- _Page extract_:
By "web" I mean the public forum that anyone can access with a standards-compliant browser. And yes, there is such a strategy, and making money is the underlying motive.

> A strategy that makes things less convenient for consumers is a losing strategy.

Yes, unless consumers have no choice. Consider the present cell phone system -- it's perfectly terrible, and consumers can't do anything about it. The reason? Each cell phone company sells you a different interface device and tells you what you can and cannot do with it, to the degree that they now can charge you with a felony if you jailbreak their phone:

http://internetlawforbusinesses.com/2013/01/31/how-your-cell...

My point is that a free, public forum has every advantage (as you say) but if a company can prevent such a free forum in the name of making money, they will.



  > but if a company can prevent such a free forum in the
  > name of making money, they will.
That's easy for those walled gardens: just don't ship the browser and don't allow any in appstore.


From the article

>For those who may not have understood or thought to ask, “unlocking” is not the same as “jailbreaking.” In a nutshell, jailbreaking involves making it possible for a device to run code either from sources the manufacturer did not intend the device to be able to use or to run code the manufacturer did not intend it to be able to run (though most people talk about Apple IOS devices, Sony, for example, will note that other devices can also be “jailbroken”). Unlocking, however, involves making it possible for a device intended for use on one wireless network to be used on a different network – wireless devices sold by a particular wireless company are generally, but not always, sold programmed so that they can only use that company’s network.

Jailbreaking is still legal. Also

There are a couple of factors that will disrupt the Web architecture. The Web has trained us to build dumb clients and centralize anything of value on the server, at a huge cost and never enough trust. We can safely predict today that light-weight protocols, mediated by the mobile OS (and its Platform) will directly challenge the Web architecture, precisely because we can leverage the platform trust model. That evolution is extremely profound. For instance, apps running on your device can securely and privately share information without requiring a complex temporal integration involving a 3rd party service (such as Google AdSense). The information is produced and consumed on the device or the device of a related end-user. What happens on your device can now stay on your device. Just to be clear, and to show how disruptive that architecture is, the primary key of your private data becomes your phone, not your identity. Merchants no longer need to identify you. They can’t care less about YOU, they just care to know some information about you. The problem with the Web Architecture was that the only way to do that was to associate PII to a primary key on a server and hence merchants needed to identify you to track your every move (and they shamelessly did). The second factor is just as profound: the very open nature of the Web is driving scale over scope. The Web has successfully nurtured the largest Catalog, the largest Search engine, the largest Auction site, the largest Social Network, but I see this as a negative side effect of the Web architecture because it limits the scope of what people can do. In other words, the scope of what Amazon, Google or Facebook offer is limited by the scale (and hence the revenue) they can achieve. I actually argue that a trust-based neutral Platform will support a more vibrant and diverse ecosystem than a truly open model because in essence a Web business couples the leve of trust it can achieve with the functionality it can deliver. The Platform decouples the trust from the functionality and it enables much smaller actors to deliver a lot more scenarios while relying on the trust establish by the Platform.


> Jailbreaking is still legal.

Not any more:

http://investorplace.com/2013/01/jailbreaking-your-phone-wil...

- _What this exercise asks_:
a – Please copy the part of the thread between "Yes, unless consumers" and "http://internetlawforbusinesses.com/2013/01/31/how-your-cell...", inclusive.
b – Answer these questions about the thread:
(i) According to the quoted article, what does unlocking make possible for a device?
(ii) What does the long comment say becomes the primary key of your private data?
(iii) What does one reply say walled gardens can do to prevent a free forum?

- _Rows_:
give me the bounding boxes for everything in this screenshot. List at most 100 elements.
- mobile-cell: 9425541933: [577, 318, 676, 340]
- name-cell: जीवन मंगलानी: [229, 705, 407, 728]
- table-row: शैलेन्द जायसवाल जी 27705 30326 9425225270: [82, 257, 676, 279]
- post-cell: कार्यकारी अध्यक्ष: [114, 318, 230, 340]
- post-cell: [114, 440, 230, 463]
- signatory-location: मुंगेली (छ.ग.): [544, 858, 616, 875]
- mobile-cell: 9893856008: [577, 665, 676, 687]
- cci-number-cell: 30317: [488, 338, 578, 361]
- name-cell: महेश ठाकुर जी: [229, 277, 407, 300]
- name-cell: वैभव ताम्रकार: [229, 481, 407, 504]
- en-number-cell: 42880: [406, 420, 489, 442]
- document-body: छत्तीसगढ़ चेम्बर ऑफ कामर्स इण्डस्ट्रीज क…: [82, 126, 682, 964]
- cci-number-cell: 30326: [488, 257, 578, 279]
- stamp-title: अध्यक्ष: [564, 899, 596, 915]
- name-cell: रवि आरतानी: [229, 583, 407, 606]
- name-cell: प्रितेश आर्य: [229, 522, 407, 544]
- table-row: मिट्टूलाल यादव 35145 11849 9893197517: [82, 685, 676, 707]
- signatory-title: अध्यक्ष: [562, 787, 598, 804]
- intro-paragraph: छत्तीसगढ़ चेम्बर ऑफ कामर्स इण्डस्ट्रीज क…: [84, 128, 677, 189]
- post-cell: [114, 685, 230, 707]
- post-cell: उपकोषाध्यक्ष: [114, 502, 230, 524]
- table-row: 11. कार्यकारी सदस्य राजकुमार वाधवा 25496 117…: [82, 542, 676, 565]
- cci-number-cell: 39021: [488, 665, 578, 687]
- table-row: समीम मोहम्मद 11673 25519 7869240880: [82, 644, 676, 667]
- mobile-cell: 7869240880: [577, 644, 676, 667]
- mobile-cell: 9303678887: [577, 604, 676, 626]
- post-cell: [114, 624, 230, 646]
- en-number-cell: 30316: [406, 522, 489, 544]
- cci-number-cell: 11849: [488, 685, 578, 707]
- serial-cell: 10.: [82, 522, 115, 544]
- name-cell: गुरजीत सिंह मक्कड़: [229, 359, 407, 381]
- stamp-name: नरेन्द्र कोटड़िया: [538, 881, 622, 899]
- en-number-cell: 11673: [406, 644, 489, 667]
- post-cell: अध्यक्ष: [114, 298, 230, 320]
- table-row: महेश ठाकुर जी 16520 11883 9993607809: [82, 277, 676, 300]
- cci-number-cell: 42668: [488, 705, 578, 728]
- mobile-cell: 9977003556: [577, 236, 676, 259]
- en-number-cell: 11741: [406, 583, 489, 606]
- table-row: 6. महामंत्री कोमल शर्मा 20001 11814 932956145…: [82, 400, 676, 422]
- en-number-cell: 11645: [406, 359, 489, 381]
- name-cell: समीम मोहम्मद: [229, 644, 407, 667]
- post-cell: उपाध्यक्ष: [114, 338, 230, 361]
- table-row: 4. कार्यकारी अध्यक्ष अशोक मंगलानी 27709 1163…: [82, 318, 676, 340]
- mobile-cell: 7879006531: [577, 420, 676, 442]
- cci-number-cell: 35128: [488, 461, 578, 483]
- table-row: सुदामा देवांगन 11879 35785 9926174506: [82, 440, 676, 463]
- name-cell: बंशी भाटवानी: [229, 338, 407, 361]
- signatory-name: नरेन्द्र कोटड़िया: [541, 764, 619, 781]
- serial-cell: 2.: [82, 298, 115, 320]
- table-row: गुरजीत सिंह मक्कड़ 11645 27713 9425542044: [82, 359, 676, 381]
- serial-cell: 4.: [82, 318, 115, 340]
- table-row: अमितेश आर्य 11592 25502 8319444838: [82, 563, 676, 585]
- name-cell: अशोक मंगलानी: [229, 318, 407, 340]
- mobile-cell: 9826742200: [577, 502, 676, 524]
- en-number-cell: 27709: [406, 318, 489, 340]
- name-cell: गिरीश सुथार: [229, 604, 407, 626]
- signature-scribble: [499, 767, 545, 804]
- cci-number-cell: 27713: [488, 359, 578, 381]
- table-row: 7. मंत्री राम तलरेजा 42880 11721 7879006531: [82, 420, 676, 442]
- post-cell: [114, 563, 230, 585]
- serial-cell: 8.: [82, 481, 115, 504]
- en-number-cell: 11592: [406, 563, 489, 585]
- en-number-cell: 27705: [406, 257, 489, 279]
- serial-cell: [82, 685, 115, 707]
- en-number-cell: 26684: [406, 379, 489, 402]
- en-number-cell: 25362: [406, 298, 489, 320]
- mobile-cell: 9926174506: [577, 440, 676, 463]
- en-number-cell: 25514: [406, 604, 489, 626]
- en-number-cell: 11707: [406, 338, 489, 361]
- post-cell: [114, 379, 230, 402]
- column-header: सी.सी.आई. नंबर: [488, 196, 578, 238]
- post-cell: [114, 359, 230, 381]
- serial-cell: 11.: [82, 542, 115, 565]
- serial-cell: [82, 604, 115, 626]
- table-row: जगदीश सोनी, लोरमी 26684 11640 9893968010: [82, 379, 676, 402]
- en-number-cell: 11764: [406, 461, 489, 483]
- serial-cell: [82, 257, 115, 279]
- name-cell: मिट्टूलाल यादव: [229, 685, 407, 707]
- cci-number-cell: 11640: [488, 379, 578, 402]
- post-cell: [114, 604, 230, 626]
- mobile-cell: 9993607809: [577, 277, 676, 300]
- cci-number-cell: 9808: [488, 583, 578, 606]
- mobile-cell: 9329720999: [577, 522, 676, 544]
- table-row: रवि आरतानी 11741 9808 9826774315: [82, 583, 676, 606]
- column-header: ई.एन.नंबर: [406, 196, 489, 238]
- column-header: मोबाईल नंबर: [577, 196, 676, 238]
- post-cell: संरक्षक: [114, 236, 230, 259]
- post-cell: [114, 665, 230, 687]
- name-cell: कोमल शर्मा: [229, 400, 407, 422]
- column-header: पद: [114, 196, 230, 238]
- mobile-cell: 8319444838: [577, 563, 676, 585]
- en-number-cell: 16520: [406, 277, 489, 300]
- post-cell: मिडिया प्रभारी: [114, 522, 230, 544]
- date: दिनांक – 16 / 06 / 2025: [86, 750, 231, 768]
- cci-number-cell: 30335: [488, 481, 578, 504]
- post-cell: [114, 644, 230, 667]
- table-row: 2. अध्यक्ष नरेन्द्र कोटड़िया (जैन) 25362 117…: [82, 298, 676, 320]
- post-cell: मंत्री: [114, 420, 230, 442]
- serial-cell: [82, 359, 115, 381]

- _Worked solutions_:
a –
Yes, unless consumers have no choice. Consider the present cell phone system -- it's perfectly terrible, and consumers can't do anything about it. The reason? Each cell phone company sells you a different interface device and tells you what you can and cannot do with it, to the degree that they now can charge you with a felony if you jailbreak their phone:

http://internetlawforbusinesses.com/2013/01/31/how-your-cell...

b –
(i) It makes it possible for a device intended for use on one wireless network to be used on a different network.
(ii) Your phone, not your identity.
(iii) Not ship the browser and not allow any in the app store.